● **TO DO**: Count the lines below that contain the word "avec" and give only the number.

● **SUPPLIED MATERIAL**:
※

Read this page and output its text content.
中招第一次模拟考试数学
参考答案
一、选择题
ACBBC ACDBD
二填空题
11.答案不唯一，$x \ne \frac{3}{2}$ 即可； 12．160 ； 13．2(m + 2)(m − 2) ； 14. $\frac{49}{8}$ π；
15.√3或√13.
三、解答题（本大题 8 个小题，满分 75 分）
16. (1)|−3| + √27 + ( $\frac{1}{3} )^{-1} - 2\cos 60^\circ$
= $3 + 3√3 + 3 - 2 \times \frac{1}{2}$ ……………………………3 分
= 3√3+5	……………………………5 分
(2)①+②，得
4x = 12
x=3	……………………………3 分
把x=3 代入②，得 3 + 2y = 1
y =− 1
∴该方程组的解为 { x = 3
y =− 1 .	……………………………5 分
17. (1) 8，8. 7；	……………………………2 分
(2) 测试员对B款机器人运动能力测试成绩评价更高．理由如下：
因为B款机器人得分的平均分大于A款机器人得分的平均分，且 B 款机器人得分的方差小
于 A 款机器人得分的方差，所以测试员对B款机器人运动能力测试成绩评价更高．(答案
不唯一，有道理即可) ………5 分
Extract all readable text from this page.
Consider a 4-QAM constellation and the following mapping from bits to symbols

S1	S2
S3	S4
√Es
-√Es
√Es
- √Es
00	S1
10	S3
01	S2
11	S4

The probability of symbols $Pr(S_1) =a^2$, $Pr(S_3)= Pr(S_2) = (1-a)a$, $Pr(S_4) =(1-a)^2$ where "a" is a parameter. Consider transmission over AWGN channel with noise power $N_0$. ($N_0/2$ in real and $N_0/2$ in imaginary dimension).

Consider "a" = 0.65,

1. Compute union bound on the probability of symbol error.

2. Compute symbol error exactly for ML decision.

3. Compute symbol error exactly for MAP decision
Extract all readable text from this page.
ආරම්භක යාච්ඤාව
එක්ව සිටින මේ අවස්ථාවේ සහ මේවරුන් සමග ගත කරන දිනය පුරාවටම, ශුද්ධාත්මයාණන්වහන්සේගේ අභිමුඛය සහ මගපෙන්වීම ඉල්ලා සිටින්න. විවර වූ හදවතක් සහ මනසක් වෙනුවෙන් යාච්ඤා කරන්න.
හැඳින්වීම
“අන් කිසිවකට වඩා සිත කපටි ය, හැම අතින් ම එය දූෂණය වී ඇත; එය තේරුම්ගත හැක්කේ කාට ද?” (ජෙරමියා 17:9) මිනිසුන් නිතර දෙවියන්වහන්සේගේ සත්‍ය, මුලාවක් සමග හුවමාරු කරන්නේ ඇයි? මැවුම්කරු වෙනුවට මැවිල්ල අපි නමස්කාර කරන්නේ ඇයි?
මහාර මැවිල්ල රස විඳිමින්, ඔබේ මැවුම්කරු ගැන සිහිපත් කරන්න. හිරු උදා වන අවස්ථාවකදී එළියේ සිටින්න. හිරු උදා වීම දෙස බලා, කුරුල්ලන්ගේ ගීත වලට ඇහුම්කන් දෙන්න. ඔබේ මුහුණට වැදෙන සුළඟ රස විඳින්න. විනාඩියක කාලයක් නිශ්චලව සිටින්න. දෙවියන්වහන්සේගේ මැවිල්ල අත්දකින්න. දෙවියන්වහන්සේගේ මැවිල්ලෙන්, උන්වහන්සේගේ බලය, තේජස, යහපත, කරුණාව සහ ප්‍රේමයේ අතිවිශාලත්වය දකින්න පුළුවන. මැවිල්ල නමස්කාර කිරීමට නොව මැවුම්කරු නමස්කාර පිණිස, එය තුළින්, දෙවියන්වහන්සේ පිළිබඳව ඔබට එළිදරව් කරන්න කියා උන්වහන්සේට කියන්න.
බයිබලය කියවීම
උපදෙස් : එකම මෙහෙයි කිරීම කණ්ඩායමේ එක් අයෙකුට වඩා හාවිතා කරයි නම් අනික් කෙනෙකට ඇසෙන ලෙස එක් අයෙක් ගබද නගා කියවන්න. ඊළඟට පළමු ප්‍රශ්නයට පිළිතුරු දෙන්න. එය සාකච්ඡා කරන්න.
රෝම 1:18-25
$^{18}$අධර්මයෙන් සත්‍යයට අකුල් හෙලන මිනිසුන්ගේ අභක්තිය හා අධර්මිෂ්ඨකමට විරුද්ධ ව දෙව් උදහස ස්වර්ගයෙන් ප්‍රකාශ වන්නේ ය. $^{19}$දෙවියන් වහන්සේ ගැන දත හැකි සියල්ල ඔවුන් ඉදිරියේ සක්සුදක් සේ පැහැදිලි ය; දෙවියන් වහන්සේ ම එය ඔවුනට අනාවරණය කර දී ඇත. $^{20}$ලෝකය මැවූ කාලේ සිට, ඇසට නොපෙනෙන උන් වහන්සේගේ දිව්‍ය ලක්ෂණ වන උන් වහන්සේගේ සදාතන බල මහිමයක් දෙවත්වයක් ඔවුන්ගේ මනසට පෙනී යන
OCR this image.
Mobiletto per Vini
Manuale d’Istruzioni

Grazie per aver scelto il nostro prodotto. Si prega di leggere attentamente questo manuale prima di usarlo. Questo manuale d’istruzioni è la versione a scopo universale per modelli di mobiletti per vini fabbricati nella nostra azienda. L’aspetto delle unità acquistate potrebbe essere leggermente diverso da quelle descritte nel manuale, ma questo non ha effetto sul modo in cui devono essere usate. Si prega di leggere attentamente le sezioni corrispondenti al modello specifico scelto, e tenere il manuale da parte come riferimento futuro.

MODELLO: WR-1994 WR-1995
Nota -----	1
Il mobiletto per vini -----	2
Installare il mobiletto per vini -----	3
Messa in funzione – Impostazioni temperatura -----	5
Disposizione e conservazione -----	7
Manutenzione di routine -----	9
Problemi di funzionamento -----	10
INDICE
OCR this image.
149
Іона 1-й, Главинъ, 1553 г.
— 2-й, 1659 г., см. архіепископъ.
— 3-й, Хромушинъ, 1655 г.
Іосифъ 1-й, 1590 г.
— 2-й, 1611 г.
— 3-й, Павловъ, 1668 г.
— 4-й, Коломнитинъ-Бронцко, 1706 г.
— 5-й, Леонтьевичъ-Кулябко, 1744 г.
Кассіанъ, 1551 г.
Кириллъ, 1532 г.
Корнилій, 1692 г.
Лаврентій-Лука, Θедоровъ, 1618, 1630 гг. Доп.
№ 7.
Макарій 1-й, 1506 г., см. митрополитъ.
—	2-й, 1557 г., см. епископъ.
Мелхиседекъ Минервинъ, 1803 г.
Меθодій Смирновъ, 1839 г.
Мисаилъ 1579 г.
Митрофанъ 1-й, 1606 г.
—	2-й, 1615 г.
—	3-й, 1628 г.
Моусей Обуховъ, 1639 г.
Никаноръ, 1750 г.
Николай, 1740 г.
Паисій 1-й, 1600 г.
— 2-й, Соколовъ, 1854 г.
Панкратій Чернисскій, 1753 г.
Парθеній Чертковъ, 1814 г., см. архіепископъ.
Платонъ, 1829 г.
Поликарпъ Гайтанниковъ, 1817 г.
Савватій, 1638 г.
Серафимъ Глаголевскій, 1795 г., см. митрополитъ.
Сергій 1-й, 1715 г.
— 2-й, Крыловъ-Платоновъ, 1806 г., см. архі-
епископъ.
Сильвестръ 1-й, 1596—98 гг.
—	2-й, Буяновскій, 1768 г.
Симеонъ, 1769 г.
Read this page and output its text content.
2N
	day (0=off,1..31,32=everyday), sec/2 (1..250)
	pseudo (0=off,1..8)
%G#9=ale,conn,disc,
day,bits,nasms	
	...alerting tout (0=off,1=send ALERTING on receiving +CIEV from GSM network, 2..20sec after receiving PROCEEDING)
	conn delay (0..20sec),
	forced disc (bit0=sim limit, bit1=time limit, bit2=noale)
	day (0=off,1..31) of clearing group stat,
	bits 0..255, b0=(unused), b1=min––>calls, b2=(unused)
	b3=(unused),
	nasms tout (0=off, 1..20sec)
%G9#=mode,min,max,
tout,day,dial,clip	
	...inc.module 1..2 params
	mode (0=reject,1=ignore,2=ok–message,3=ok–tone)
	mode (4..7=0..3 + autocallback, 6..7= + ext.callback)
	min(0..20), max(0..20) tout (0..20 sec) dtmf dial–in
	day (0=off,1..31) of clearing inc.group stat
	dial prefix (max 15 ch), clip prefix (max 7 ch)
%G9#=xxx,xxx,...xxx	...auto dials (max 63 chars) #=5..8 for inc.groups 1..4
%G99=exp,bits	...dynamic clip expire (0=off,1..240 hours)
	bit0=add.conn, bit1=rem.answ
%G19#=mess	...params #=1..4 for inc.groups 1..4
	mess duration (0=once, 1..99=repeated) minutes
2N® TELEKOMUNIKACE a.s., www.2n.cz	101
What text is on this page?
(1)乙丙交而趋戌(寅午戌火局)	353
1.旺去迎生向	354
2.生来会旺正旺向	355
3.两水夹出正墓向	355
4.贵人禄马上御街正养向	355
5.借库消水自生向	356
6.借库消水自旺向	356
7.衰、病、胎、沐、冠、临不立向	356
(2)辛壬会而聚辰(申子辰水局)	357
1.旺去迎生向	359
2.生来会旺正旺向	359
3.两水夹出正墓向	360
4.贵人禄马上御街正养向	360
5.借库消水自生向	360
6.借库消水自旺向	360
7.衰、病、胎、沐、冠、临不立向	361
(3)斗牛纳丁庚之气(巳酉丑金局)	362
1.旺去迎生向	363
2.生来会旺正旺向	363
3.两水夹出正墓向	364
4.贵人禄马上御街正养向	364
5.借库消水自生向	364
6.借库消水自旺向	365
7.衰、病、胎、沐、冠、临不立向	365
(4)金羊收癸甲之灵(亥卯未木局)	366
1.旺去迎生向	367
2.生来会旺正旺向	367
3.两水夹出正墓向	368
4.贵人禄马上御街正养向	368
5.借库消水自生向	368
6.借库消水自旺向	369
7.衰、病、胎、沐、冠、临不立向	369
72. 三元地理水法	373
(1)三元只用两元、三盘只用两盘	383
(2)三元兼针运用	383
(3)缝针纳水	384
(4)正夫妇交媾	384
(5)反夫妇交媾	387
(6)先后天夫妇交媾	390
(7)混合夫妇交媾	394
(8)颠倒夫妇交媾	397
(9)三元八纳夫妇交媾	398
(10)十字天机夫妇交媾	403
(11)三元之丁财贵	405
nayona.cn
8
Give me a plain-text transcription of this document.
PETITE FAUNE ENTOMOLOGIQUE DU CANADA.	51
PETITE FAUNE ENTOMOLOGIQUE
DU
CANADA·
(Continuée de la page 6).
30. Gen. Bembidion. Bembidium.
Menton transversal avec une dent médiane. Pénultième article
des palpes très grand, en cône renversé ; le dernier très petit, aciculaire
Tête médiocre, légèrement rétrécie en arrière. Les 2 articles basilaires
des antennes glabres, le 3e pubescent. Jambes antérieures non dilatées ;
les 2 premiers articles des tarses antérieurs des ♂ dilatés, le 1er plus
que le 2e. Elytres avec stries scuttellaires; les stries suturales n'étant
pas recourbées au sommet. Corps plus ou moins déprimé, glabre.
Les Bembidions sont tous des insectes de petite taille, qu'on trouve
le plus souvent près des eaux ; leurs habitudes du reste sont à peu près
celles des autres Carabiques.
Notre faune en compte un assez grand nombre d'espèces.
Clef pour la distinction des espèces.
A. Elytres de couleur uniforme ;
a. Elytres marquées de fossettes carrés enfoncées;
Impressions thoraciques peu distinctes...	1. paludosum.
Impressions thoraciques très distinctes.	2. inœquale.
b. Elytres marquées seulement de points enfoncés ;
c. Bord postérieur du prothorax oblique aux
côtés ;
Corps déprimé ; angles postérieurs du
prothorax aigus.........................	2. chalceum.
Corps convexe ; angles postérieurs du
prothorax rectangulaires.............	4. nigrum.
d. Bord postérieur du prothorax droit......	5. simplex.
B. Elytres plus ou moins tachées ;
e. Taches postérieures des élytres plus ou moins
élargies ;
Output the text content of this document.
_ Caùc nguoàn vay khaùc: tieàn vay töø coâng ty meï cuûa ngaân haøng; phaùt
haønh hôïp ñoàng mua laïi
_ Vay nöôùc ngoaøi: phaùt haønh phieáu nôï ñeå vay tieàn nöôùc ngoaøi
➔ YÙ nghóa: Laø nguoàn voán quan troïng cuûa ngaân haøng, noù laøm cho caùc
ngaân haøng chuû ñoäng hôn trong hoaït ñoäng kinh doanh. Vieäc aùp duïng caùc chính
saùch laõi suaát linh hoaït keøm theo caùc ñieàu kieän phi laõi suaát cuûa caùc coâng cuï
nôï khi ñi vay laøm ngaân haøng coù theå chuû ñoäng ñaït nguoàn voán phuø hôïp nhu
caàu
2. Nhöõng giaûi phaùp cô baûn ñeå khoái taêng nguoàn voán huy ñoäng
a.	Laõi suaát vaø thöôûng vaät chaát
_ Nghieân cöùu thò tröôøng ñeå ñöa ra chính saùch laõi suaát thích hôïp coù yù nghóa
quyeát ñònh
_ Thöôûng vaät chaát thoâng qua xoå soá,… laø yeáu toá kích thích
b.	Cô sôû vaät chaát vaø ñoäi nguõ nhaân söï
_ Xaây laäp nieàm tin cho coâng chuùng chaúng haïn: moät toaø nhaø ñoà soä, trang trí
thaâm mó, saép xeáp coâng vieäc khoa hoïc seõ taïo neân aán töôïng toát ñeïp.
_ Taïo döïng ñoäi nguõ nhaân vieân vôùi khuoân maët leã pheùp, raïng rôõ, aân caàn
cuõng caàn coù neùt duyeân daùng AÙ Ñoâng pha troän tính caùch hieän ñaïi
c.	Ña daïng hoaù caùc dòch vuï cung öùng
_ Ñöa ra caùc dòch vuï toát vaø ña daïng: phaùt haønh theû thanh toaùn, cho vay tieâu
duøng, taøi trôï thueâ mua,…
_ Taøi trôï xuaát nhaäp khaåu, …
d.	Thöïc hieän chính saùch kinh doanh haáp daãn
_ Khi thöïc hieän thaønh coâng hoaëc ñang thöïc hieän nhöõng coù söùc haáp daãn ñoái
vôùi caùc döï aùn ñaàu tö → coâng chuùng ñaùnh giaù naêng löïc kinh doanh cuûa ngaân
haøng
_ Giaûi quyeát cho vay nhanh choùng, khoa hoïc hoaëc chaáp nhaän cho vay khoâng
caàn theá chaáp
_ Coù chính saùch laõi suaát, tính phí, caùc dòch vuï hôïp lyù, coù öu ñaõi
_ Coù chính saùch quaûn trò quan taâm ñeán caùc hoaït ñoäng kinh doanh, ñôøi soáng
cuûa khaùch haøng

※

● **OUTPUT BELOW**: 2